WHAT THIS TASK INVOLVES
Look through the records below, count the lines with the word "Pamela", and reply with only the number.
-- start --
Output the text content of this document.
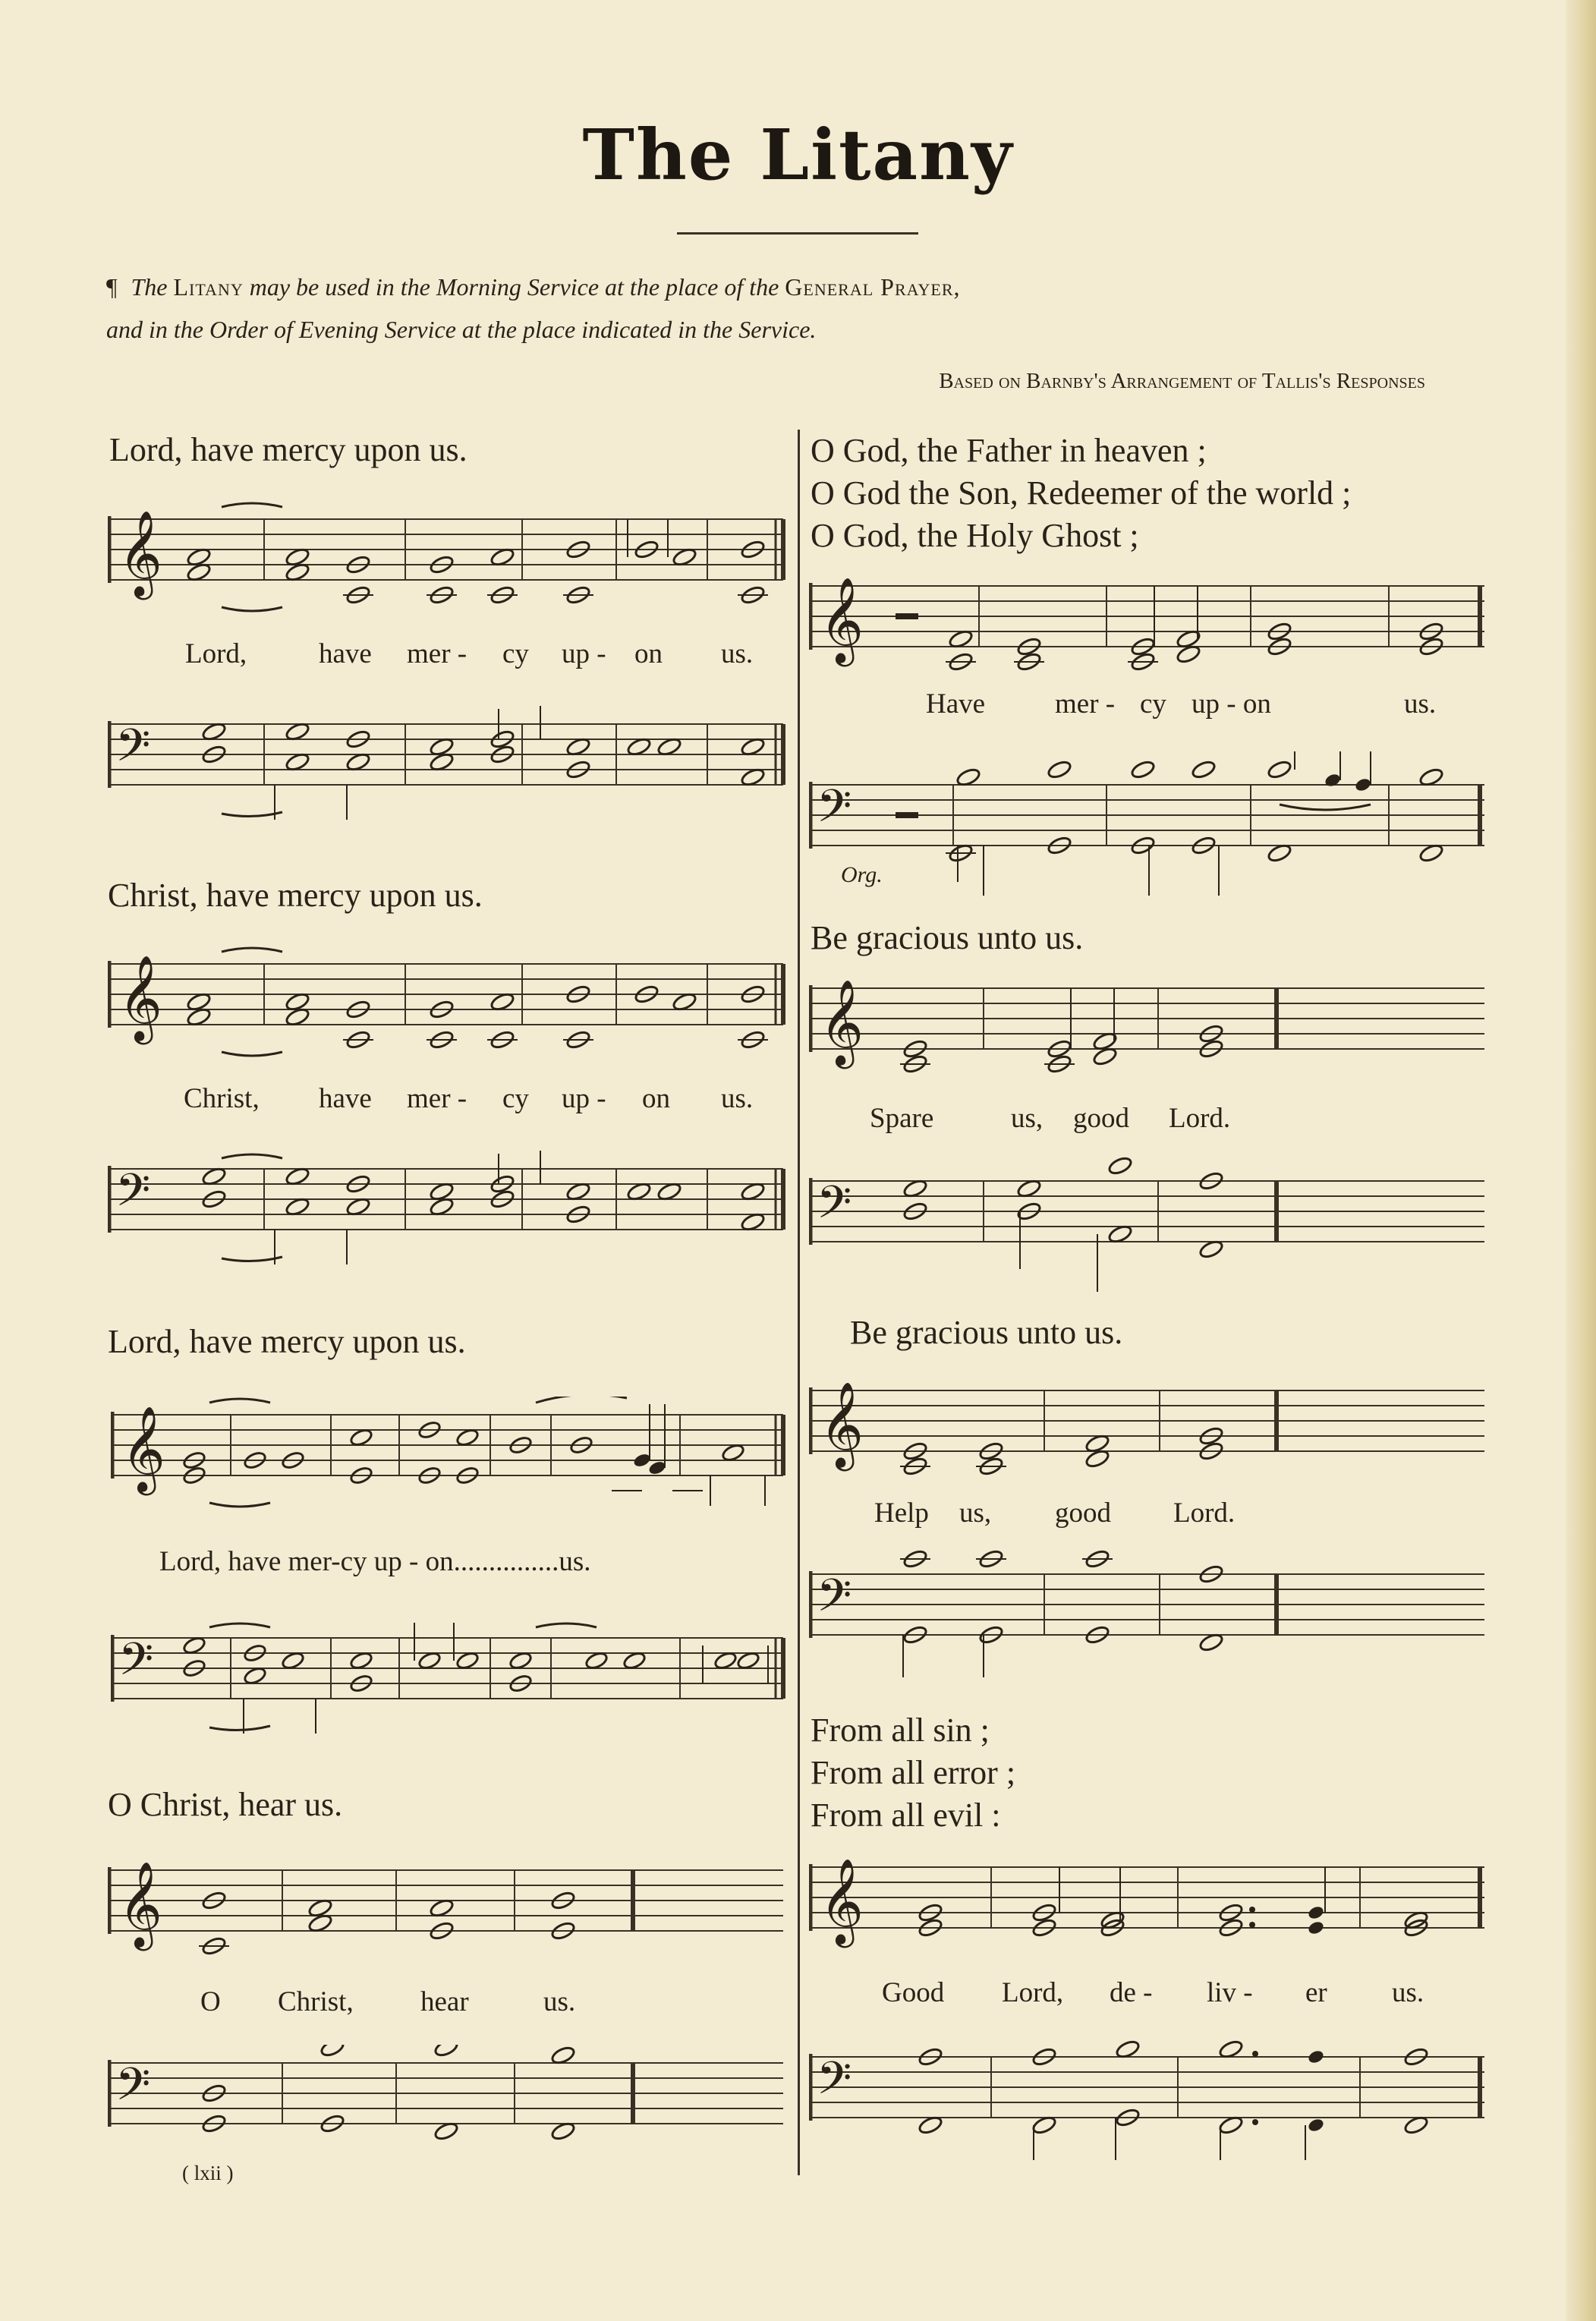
The Litany
¶ The Litany may be used in the Morning Service at the place of the General Prayer,
and in the Order of Evening Service at the place indicated in the Service.
Based on Barnby's Arrangement of Tallis's Responses
Lord, have mercy upon us.
𝄞
Lord,	have mer - cy up - on us.
𝄢
Christ, have mercy upon us.
𝄞
Christ, have mer - cy up - on us.
𝄢
Lord, have mercy upon us.
𝄞
Lord, have mer-cy up - on...............us.
𝄢
O Christ, hear us.
𝄞
O Christ, hear	us.
𝄢
O God, the Father in heaven ;
O God the Son, Redeemer of the world ;
O God, the Holy Ghost ;
𝄞
Have mer - cy up - on	us.
𝄢
Org.
Be gracious unto us.
𝄞
Spare	us, good Lord.
𝄢
Be gracious unto us.
𝄞
Help us, good Lord.
𝄢
From all sin ;
From all error ;
From all evil :
𝄞
Good Lord, de - liv - er us.
𝄢
( lxii )
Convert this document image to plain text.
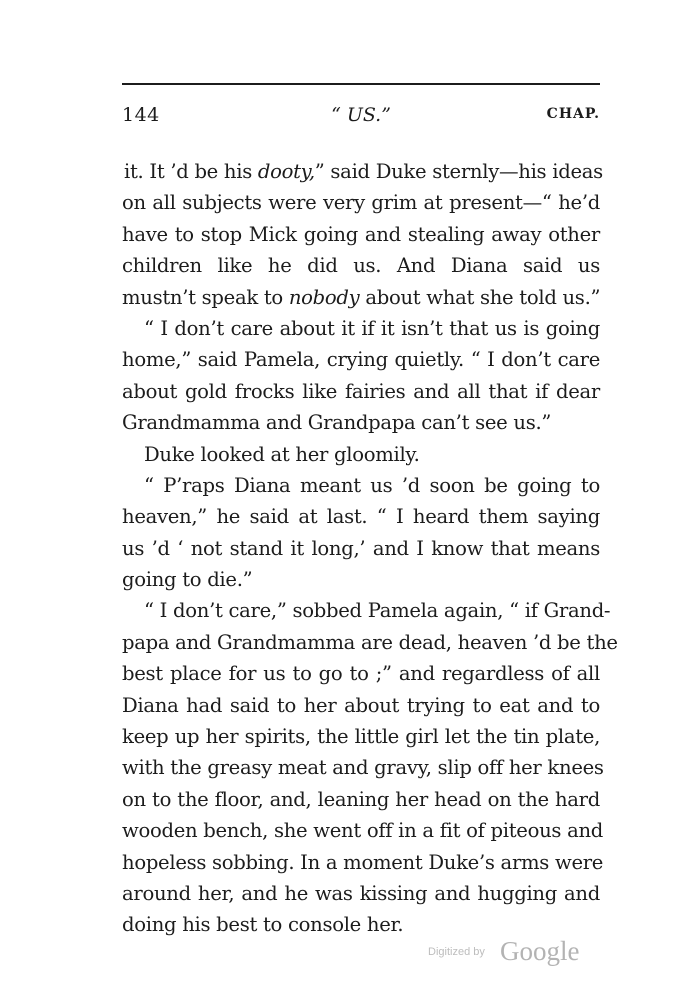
144	“ US.”	CHAP.
it. It ’d be his dooty,” said Duke sternly—his ideas
on all subjects were very grim at present—“ he’d
have to stop Mick going and stealing away other
children like he did us. And Diana said us
mustn’t speak to nobody about what she told us.”
“ I don’t care about it if it isn’t that us is going
home,” said Pamela, crying quietly. “ I don’t care
about gold frocks like fairies and all that if dear
Grandmamma and Grandpapa can’t see us.”
Duke looked at her gloomily.
“ P’raps Diana meant us ’d soon be going to
heaven,” he said at last. “ I heard them saying
us ’d ‘ not stand it long,’ and I know that means
going to die.”
“ I don’t care,” sobbed Pamela again, “ if Grand-
papa and Grandmamma are dead, heaven ’d be the
best place for us to go to ;” and regardless of all
Diana had said to her about trying to eat and to
keep up her spirits, the little girl let the tin plate,
with the greasy meat and gravy, slip off her knees
on to the floor, and, leaning her head on the hard
wooden bench, she went off in a fit of piteous and
hopeless sobbing. In a moment Duke’s arms were
around her, and he was kissing and hugging and
doing his best to console her.
Digitized by Google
-- end --
REPLY TO THE EXERCISE
2